What the task asks :: Here are some records. Copy each one exactly.
-*-*-
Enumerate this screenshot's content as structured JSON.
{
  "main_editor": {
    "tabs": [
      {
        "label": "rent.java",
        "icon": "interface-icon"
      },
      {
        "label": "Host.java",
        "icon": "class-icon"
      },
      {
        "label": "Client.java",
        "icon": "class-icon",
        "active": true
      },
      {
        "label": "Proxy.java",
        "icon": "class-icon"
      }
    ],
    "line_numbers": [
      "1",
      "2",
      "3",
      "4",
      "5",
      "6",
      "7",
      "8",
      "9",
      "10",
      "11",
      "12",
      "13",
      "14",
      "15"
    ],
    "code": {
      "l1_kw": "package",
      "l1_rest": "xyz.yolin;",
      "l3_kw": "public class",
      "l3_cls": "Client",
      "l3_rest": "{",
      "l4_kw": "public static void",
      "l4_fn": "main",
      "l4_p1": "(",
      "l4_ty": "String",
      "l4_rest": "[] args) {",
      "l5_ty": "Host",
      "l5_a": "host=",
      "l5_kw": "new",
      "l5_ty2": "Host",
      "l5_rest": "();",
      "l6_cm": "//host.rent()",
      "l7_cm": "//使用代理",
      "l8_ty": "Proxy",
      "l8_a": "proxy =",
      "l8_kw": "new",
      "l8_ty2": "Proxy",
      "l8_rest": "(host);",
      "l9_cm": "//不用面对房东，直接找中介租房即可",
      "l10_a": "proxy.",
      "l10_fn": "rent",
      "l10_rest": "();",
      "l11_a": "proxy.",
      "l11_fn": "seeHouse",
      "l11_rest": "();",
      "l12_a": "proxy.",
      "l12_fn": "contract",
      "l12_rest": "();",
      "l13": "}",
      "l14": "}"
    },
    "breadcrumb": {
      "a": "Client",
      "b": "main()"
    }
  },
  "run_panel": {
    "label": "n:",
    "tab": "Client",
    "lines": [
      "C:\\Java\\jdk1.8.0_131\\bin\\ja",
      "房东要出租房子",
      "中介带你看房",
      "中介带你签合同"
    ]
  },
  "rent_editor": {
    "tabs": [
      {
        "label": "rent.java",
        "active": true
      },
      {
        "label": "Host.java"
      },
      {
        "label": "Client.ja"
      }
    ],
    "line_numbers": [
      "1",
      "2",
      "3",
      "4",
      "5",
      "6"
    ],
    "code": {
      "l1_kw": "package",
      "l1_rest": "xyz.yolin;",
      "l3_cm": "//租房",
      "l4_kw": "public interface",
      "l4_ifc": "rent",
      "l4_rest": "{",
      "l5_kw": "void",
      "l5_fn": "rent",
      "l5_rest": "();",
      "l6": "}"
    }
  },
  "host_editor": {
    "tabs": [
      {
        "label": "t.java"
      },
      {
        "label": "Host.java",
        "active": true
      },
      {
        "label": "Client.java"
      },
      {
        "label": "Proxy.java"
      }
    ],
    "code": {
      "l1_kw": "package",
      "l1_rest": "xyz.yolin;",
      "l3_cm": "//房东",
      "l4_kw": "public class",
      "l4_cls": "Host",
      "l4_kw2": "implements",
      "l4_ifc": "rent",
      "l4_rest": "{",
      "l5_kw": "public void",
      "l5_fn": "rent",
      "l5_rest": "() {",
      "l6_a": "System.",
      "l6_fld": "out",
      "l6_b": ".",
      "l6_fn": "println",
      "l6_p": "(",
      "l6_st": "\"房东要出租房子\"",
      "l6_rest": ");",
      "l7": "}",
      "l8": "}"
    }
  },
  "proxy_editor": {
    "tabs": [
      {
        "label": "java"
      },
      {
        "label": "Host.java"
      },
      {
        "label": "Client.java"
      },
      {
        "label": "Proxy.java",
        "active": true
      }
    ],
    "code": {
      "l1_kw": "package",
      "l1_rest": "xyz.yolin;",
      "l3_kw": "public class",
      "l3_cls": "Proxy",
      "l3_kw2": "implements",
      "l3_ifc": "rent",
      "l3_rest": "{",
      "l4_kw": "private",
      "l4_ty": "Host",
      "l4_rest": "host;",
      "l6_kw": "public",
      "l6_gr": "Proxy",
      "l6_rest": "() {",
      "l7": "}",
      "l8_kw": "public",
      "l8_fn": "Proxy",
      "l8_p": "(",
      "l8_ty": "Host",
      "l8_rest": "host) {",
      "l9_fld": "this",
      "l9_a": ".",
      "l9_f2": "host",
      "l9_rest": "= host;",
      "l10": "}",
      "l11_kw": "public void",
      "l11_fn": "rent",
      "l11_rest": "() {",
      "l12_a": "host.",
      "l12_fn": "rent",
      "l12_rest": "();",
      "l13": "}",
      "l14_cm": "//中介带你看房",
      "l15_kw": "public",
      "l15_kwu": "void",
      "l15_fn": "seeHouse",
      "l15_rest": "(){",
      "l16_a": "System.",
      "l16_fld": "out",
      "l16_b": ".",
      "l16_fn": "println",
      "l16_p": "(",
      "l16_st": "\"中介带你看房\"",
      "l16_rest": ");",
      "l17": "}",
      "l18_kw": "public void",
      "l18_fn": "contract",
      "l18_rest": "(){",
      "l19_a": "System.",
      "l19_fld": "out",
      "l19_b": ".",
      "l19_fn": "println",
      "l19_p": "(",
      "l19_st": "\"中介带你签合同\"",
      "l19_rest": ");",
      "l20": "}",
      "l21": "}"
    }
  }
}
-*-*-
Answer below ::
Enumerate this screenshot's content as structured JSON.
{
  "main_editor": {
    "tabs": [
      {
        "label": "rent.java",
        "icon": "interface-icon"
      },
      {
        "label": "Host.java",
        "icon": "class-icon"
      },
      {
        "label": "Client.java",
        "icon": "class-icon",
        "active": true
      },
      {
        "label": "Proxy.java",
        "icon": "class-icon"
      }
    ],
    "line_numbers": [
      "1",
      "2",
      "3",
      "4",
      "5",
      "6",
      "7",
      "8",
      "9",
      "10",
      "11",
      "12",
      "13",
      "14",
      "15"
    ],
    "code": {
      "l1_kw": "package",
      "l1_rest": "xyz.yolin;",
      "l3_kw": "public class",
      "l3_cls": "Client",
      "l3_rest": "{",
      "l4_kw": "public static void",
      "l4_fn": "main",
      "l4_p1": "(",
      "l4_ty": "String",
      "l4_rest": "[] args) {",
      "l5_ty": "Host",
      "l5_a": "host=",
      "l5_kw": "new",
      "l5_ty2": "Host",
      "l5_rest": "();",
      "l6_cm": "//host.rent()",
      "l7_cm": "//使用代理",
      "l8_ty": "Proxy",
      "l8_a": "proxy =",
      "l8_kw": "new",
      "l8_ty2": "Proxy",
      "l8_rest": "(host);",
      "l9_cm": "//不用面对房东，直接找中介租房即可",
      "l10_a": "proxy.",
      "l10_fn": "rent",
      "l10_rest": "();",
      "l11_a": "proxy.",
      "l11_fn": "seeHouse",
      "l11_rest": "();",
      "l12_a": "proxy.",
      "l12_fn": "contract",
      "l12_rest": "();",
      "l13": "}",
      "l14": "}"
    },
    "breadcrumb": {
      "a": "Client",
      "b": "main()"
    }
  },
  "run_panel": {
    "label": "n:",
    "tab": "Client",
    "lines": [
      "C:\\Java\\jdk1.8.0_131\\bin\\ja",
      "房东要出租房子",
      "中介带你看房",
      "中介带你签合同"
    ]
  },
  "rent_editor": {
    "tabs": [
      {
        "label": "rent.java",
        "active": true
      },
      {
        "label": "Host.java"
      },
      {
        "label": "Client.ja"
      }
    ],
    "line_numbers": [
      "1",
      "2",
      "3",
      "4",
      "5",
      "6"
    ],
    "code": {
      "l1_kw": "package",
      "l1_rest": "xyz.yolin;",
      "l3_cm": "//租房",
      "l4_kw": "public interface",
      "l4_ifc": "rent",
      "l4_rest": "{",
      "l5_kw": "void",
      "l5_fn": "rent",
      "l5_rest": "();",
      "l6": "}"
    }
  },
  "host_editor": {
    "tabs": [
      {
        "label": "t.java"
      },
      {
        "label": "Host.java",
        "active": true
      },
      {
        "label": "Client.java"
      },
      {
        "label": "Proxy.java"
      }
    ],
    "code": {
      "l1_kw": "package",
      "l1_rest": "xyz.yolin;",
      "l3_cm": "//房东",
      "l4_kw": "public class",
      "l4_cls": "Host",
      "l4_kw2": "implements",
      "l4_ifc": "rent",
      "l4_rest": "{",
      "l5_kw": "public void",
      "l5_fn": "rent",
      "l5_rest": "() {",
      "l6_a": "System.",
      "l6_fld": "out",
      "l6_b": ".",
      "l6_fn": "println",
      "l6_p": "(",
      "l6_st": "\"房东要出租房子\"",
      "l6_rest": ");",
      "l7": "}",
      "l8": "}"
    }
  },
  "proxy_editor": {
    "tabs": [
      {
        "label": "java"
      },
      {
        "label": "Host.java"
      },
      {
        "label": "Client.java"
      },
      {
        "label": "Proxy.java",
        "active": true
      }
    ],
    "code": {
      "l1_kw": "package",
      "l1_rest": "xyz.yolin;",
      "l3_kw": "public class",
      "l3_cls": "Proxy",
      "l3_kw2": "implements",
      "l3_ifc": "rent",
      "l3_rest": "{",
      "l4_kw": "private",
      "l4_ty": "Host",
      "l4_rest": "host;",
      "l6_kw": "public",
      "l6_gr": "Proxy",
      "l6_rest": "() {",
      "l7": "}",
      "l8_kw": "public",
      "l8_fn": "Proxy",
      "l8_p": "(",
      "l8_ty": "Host",
      "l8_rest": "host) {",
      "l9_fld": "this",
      "l9_a": ".",
      "l9_f2": "host",
      "l9_rest": "= host;",
      "l10": "}",
      "l11_kw": "public void",
      "l11_fn": "rent",
      "l11_rest": "() {",
      "l12_a": "host.",
      "l12_fn": "rent",
      "l12_rest": "();",
      "l13": "}",
      "l14_cm": "//中介带你看房",
      "l15_kw": "public",
      "l15_kwu": "void",
      "l15_fn": "seeHouse",
      "l15_rest": "(){",
      "l16_a": "System.",
      "l16_fld": "out",
      "l16_b": ".",
      "l16_fn": "println",
      "l16_p": "(",
      "l16_st": "\"中介带你看房\"",
      "l16_rest": ");",
      "l17": "}",
      "l18_kw": "public void",
      "l18_fn": "contract",
      "l18_rest": "(){",
      "l19_a": "System.",
      "l19_fld": "out",
      "l19_b": ".",
      "l19_fn": "println",
      "l19_p": "(",
      "l19_st": "\"中介带你签合同\"",
      "l19_rest": ");",
      "l20": "}",
      "l21": "}"
    }
  }
}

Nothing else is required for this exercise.